- [Opdrachtomschrijving]: Kun je alle rijen hieronder bewerken door overal "thumbnail-image" te vervangen door "preview-image", zonder verder iets te veranderen?

**** Aangeleverde gegevens ****

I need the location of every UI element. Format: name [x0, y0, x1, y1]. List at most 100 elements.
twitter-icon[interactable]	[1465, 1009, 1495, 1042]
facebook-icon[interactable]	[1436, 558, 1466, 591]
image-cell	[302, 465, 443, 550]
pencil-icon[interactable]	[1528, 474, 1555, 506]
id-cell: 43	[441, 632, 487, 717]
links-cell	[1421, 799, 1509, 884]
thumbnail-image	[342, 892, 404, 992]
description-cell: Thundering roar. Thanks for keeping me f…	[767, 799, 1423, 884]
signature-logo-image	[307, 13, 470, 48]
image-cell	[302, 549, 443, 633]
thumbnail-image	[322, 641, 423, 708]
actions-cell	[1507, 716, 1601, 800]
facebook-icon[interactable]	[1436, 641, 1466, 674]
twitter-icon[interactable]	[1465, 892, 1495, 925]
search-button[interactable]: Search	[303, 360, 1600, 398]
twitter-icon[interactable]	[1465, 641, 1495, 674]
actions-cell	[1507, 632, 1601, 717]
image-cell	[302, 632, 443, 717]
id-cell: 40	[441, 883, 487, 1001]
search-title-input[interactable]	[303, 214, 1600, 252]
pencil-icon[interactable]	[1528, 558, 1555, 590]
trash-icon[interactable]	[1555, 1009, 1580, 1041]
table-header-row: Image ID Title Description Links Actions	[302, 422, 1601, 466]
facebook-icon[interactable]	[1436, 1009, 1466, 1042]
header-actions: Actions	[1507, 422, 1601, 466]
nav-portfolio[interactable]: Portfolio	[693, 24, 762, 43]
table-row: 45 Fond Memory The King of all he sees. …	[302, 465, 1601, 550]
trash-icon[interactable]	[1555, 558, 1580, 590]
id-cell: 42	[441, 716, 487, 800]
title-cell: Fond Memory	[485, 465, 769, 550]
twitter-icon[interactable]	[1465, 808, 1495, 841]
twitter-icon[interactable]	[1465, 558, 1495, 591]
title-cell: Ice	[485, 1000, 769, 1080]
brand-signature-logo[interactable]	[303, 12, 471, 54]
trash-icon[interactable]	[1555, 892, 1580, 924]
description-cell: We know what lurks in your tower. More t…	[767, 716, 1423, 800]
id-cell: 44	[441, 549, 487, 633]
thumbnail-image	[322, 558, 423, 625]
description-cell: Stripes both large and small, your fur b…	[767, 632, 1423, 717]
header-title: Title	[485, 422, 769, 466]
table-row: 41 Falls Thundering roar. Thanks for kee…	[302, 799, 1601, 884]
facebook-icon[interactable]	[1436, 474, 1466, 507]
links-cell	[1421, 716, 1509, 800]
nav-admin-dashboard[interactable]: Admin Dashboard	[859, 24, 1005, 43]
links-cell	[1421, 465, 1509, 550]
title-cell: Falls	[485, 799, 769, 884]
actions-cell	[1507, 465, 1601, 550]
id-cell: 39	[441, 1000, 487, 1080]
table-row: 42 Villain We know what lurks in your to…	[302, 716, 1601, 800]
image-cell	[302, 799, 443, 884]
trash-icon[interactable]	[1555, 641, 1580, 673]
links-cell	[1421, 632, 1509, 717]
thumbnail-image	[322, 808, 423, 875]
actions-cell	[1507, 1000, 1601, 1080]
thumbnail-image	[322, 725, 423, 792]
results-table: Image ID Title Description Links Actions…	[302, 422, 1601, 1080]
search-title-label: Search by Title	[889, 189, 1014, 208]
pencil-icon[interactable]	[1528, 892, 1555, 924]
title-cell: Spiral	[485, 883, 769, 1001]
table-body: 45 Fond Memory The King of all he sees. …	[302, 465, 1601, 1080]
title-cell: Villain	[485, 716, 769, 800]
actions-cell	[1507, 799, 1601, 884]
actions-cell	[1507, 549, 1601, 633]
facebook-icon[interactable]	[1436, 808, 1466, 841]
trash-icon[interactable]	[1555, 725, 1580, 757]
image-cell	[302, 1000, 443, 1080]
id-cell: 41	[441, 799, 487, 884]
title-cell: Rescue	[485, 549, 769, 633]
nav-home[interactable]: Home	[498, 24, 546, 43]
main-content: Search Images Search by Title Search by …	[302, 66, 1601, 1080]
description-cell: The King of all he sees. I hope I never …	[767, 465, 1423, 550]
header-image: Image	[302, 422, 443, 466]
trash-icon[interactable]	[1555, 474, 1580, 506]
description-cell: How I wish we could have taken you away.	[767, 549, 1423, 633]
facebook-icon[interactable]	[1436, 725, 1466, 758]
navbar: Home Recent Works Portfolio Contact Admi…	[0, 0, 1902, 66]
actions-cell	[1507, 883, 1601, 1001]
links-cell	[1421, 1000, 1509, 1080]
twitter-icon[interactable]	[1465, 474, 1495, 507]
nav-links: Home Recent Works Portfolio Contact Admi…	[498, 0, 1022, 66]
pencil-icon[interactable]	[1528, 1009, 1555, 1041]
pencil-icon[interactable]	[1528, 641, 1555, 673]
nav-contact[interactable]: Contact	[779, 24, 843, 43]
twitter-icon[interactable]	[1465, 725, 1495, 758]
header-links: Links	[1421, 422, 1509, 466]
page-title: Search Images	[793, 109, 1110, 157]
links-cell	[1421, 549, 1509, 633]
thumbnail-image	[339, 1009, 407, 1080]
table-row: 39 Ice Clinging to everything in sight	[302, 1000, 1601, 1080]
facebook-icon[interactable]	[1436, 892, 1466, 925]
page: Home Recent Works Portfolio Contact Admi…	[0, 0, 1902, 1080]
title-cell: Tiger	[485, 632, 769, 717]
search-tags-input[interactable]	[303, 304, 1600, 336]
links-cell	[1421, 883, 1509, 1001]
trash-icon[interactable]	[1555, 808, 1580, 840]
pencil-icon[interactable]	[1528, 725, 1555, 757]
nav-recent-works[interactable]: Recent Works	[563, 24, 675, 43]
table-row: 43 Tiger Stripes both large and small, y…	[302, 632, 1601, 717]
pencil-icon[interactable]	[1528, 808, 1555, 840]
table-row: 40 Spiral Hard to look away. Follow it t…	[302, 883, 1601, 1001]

****

- [Volledige uitvoer]:
I need the location of every UI element. Format: name [x0, y0, x1, y1]. List at most 100 elements.
twitter-icon[interactable]	[1465, 1009, 1495, 1042]
facebook-icon[interactable]	[1436, 558, 1466, 591]
image-cell	[302, 465, 443, 550]
pencil-icon[interactable]	[1528, 474, 1555, 506]
id-cell: 43	[441, 632, 487, 717]
links-cell	[1421, 799, 1509, 884]
preview-image	[342, 892, 404, 992]
description-cell: Thundering roar. Thanks for keeping me f…	[767, 799, 1423, 884]
signature-logo-image	[307, 13, 470, 48]
image-cell	[302, 549, 443, 633]
preview-image	[322, 641, 423, 708]
actions-cell	[1507, 716, 1601, 800]
facebook-icon[interactable]	[1436, 641, 1466, 674]
twitter-icon[interactable]	[1465, 892, 1495, 925]
search-button[interactable]: Search	[303, 360, 1600, 398]
twitter-icon[interactable]	[1465, 641, 1495, 674]
actions-cell	[1507, 632, 1601, 717]
image-cell	[302, 632, 443, 717]
id-cell: 40	[441, 883, 487, 1001]
search-title-input[interactable]	[303, 214, 1600, 252]
pencil-icon[interactable]	[1528, 558, 1555, 590]
trash-icon[interactable]	[1555, 1009, 1580, 1041]
table-header-row: Image ID Title Description Links Actions	[302, 422, 1601, 466]
facebook-icon[interactable]	[1436, 1009, 1466, 1042]
header-actions: Actions	[1507, 422, 1601, 466]
nav-portfolio[interactable]: Portfolio	[693, 24, 762, 43]
table-row: 45 Fond Memory The King of all he sees. …	[302, 465, 1601, 550]
trash-icon[interactable]	[1555, 558, 1580, 590]
id-cell: 42	[441, 716, 487, 800]
title-cell: Fond Memory	[485, 465, 769, 550]
twitter-icon[interactable]	[1465, 808, 1495, 841]
twitter-icon[interactable]	[1465, 558, 1495, 591]
title-cell: Ice	[485, 1000, 769, 1080]
brand-signature-logo[interactable]	[303, 12, 471, 54]
trash-icon[interactable]	[1555, 892, 1580, 924]
description-cell: We know what lurks in your tower. More t…	[767, 716, 1423, 800]
id-cell: 44	[441, 549, 487, 633]
preview-image	[322, 558, 423, 625]
description-cell: Stripes both large and small, your fur b…	[767, 632, 1423, 717]
header-title: Title	[485, 422, 769, 466]
table-row: 41 Falls Thundering roar. Thanks for kee…	[302, 799, 1601, 884]
facebook-icon[interactable]	[1436, 474, 1466, 507]
links-cell	[1421, 716, 1509, 800]
nav-admin-dashboard[interactable]: Admin Dashboard	[859, 24, 1005, 43]
links-cell	[1421, 465, 1509, 550]
title-cell: Falls	[485, 799, 769, 884]
actions-cell	[1507, 465, 1601, 550]
id-cell: 39	[441, 1000, 487, 1080]
table-row: 42 Villain We know what lurks in your to…	[302, 716, 1601, 800]
image-cell	[302, 799, 443, 884]
trash-icon[interactable]	[1555, 641, 1580, 673]
links-cell	[1421, 632, 1509, 717]
preview-image	[322, 808, 423, 875]
actions-cell	[1507, 1000, 1601, 1080]
preview-image	[322, 725, 423, 792]
results-table: Image ID Title Description Links Actions…	[302, 422, 1601, 1080]
search-title-label: Search by Title	[889, 189, 1014, 208]
pencil-icon[interactable]	[1528, 892, 1555, 924]
title-cell: Spiral	[485, 883, 769, 1001]
table-body: 45 Fond Memory The King of all he sees. …	[302, 465, 1601, 1080]
title-cell: Villain	[485, 716, 769, 800]
actions-cell	[1507, 799, 1601, 884]
actions-cell	[1507, 549, 1601, 633]
facebook-icon[interactable]	[1436, 808, 1466, 841]
trash-icon[interactable]	[1555, 725, 1580, 757]
image-cell	[302, 1000, 443, 1080]
id-cell: 41	[441, 799, 487, 884]
title-cell: Rescue	[485, 549, 769, 633]
nav-home[interactable]: Home	[498, 24, 546, 43]
main-content: Search Images Search by Title Search by …	[302, 66, 1601, 1080]
description-cell: The King of all he sees. I hope I never …	[767, 465, 1423, 550]
header-image: Image	[302, 422, 443, 466]
trash-icon[interactable]	[1555, 474, 1580, 506]
description-cell: How I wish we could have taken you away.	[767, 549, 1423, 633]
facebook-icon[interactable]	[1436, 725, 1466, 758]
navbar: Home Recent Works Portfolio Contact Admi…	[0, 0, 1902, 66]
actions-cell	[1507, 883, 1601, 1001]
links-cell	[1421, 1000, 1509, 1080]
twitter-icon[interactable]	[1465, 474, 1495, 507]
nav-links: Home Recent Works Portfolio Contact Admi…	[498, 0, 1022, 66]
pencil-icon[interactable]	[1528, 1009, 1555, 1041]
pencil-icon[interactable]	[1528, 641, 1555, 673]
nav-contact[interactable]: Contact	[779, 24, 843, 43]
twitter-icon[interactable]	[1465, 725, 1495, 758]
header-links: Links	[1421, 422, 1509, 466]
page-title: Search Images	[793, 109, 1110, 157]
links-cell	[1421, 549, 1509, 633]
preview-image	[339, 1009, 407, 1080]
table-row: 39 Ice Clinging to everything in sight	[302, 1000, 1601, 1080]
facebook-icon[interactable]	[1436, 892, 1466, 925]
page: Home Recent Works Portfolio Contact Admi…	[0, 0, 1902, 1080]
title-cell: Tiger	[485, 632, 769, 717]
search-tags-input[interactable]	[303, 304, 1600, 336]
links-cell	[1421, 883, 1509, 1001]
trash-icon[interactable]	[1555, 808, 1580, 840]
pencil-icon[interactable]	[1528, 725, 1555, 757]
nav-recent-works[interactable]: Recent Works	[563, 24, 675, 43]
table-row: 43 Tiger Stripes both large and small, y…	[302, 632, 1601, 717]
pencil-icon[interactable]	[1528, 808, 1555, 840]
table-row: 40 Spiral Hard to look away. Follow it t…	[302, 883, 1601, 1001]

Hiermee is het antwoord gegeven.